BEGIN STORED DATA

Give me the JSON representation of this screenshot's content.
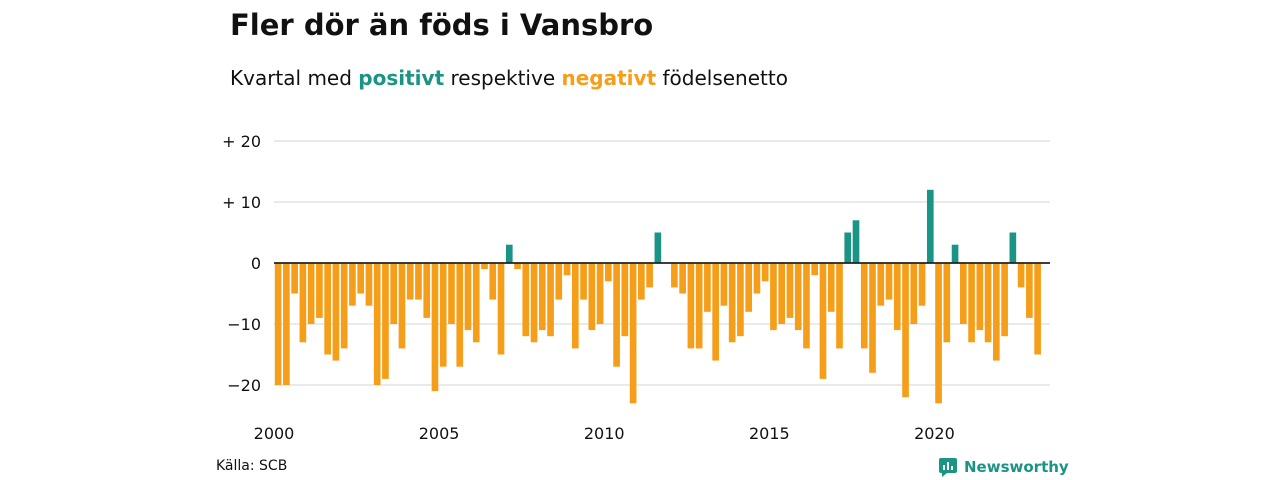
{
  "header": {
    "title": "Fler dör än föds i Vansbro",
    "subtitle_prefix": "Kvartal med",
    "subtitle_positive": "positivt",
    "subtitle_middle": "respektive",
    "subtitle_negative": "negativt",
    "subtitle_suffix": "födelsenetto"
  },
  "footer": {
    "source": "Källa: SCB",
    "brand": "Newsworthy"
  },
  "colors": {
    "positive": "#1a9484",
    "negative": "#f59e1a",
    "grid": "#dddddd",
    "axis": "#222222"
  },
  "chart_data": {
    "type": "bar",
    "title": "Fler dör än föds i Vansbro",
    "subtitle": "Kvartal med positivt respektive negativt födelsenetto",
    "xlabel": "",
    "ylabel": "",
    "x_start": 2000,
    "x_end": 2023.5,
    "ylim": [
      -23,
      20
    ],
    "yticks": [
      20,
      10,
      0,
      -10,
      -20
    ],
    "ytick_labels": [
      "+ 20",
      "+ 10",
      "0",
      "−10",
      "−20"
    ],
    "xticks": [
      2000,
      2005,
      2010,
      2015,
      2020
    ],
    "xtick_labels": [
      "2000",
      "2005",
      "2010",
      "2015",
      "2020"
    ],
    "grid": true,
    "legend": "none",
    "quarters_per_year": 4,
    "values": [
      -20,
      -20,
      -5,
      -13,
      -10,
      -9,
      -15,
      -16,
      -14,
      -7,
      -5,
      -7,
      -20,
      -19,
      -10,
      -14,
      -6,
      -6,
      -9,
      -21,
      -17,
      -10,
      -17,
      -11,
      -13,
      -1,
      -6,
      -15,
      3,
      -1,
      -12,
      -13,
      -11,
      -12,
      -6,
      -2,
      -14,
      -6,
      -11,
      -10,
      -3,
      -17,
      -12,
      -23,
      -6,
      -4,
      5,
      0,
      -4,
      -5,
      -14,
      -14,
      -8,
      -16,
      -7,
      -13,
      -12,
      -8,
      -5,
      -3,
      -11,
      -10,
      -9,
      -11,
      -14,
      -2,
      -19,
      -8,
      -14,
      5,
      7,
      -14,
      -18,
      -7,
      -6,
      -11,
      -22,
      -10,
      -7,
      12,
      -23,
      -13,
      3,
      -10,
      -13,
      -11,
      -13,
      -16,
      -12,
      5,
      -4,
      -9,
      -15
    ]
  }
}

END STORED DATA
BEGIN STORED DATA

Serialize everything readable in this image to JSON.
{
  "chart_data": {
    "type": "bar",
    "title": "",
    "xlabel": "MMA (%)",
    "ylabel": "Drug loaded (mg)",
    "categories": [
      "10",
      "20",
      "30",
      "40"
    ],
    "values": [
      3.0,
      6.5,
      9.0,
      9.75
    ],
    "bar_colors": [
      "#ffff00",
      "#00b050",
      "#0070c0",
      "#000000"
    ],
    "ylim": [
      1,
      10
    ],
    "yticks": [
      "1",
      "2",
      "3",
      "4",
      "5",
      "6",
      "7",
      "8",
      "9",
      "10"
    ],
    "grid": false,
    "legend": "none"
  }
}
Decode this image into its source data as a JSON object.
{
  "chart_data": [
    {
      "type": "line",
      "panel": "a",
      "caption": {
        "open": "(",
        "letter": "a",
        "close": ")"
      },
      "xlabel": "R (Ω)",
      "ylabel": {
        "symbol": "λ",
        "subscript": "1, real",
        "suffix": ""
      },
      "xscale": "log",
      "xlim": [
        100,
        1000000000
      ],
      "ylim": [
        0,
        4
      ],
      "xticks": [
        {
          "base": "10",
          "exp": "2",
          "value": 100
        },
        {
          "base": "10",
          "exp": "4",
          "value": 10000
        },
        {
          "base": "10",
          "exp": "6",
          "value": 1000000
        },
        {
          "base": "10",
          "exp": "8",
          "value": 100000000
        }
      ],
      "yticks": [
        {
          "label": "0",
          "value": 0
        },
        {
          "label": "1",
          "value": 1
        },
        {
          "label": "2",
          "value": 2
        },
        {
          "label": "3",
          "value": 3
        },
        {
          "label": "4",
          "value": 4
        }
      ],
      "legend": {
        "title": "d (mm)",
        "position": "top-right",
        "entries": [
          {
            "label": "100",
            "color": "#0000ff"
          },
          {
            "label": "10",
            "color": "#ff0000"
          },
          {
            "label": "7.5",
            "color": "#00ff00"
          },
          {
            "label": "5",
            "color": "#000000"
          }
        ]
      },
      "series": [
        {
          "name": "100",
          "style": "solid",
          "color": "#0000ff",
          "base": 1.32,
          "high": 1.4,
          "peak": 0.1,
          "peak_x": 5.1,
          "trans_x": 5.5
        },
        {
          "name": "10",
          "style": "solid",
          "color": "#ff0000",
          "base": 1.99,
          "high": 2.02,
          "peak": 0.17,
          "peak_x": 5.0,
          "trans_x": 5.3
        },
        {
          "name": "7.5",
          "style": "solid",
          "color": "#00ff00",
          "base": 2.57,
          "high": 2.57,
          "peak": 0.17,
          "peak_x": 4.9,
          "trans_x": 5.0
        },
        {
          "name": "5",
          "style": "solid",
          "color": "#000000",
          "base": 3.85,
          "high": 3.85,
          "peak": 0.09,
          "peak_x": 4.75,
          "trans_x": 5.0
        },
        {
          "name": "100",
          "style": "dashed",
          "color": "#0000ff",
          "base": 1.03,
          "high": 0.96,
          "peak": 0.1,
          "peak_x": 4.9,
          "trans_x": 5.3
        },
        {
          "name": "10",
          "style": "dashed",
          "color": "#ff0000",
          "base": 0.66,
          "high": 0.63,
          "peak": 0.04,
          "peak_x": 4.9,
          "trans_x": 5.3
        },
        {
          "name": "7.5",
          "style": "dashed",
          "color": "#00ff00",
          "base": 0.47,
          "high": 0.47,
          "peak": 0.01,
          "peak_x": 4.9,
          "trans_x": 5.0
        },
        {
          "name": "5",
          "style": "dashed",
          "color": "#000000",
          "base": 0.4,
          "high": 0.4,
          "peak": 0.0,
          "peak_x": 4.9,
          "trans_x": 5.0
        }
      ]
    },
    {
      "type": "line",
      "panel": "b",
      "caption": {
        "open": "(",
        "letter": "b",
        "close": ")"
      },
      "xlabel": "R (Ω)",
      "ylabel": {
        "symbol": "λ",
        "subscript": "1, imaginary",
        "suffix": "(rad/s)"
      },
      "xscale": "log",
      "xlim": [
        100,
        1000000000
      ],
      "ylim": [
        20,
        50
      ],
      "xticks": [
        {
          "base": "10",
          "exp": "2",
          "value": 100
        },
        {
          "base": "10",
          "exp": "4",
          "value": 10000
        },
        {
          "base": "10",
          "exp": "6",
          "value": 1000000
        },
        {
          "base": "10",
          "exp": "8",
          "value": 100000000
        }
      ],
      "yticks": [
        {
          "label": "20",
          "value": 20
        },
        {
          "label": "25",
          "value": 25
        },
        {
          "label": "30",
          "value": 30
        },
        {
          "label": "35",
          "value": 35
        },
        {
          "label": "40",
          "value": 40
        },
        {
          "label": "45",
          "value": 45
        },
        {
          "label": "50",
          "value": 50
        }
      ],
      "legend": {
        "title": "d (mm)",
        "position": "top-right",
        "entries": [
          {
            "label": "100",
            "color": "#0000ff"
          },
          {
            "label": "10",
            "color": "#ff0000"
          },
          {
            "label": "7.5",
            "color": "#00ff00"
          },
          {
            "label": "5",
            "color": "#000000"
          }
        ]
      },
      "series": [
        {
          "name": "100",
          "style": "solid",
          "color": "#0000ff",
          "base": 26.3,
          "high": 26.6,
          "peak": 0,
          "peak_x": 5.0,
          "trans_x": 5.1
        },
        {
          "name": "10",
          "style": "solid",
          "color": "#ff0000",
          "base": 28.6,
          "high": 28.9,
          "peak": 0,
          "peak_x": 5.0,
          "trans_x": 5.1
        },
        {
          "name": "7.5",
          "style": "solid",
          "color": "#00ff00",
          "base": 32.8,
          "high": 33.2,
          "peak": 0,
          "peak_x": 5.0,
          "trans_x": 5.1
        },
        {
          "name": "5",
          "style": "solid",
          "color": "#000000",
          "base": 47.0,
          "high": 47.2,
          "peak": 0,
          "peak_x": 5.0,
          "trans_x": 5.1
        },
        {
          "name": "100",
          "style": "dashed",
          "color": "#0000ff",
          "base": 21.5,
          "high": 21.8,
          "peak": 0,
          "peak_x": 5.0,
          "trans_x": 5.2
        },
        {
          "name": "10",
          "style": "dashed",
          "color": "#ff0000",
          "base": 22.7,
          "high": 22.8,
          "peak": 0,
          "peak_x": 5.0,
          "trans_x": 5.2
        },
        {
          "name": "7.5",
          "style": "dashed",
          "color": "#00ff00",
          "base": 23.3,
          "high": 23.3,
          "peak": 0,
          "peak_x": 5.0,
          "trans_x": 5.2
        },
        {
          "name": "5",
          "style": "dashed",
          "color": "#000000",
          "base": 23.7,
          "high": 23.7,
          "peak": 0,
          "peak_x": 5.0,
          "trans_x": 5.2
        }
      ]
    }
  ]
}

END STORED DATA

WORK REQUIRED
Look through the data above. Find each line with the string "this" and copy it.

EXERCISE OUTPUT
Give me the JSON representation of this screenshot's content.
Serialize everything readable in this image to JSON.
Decode this image into its source data as a JSON object.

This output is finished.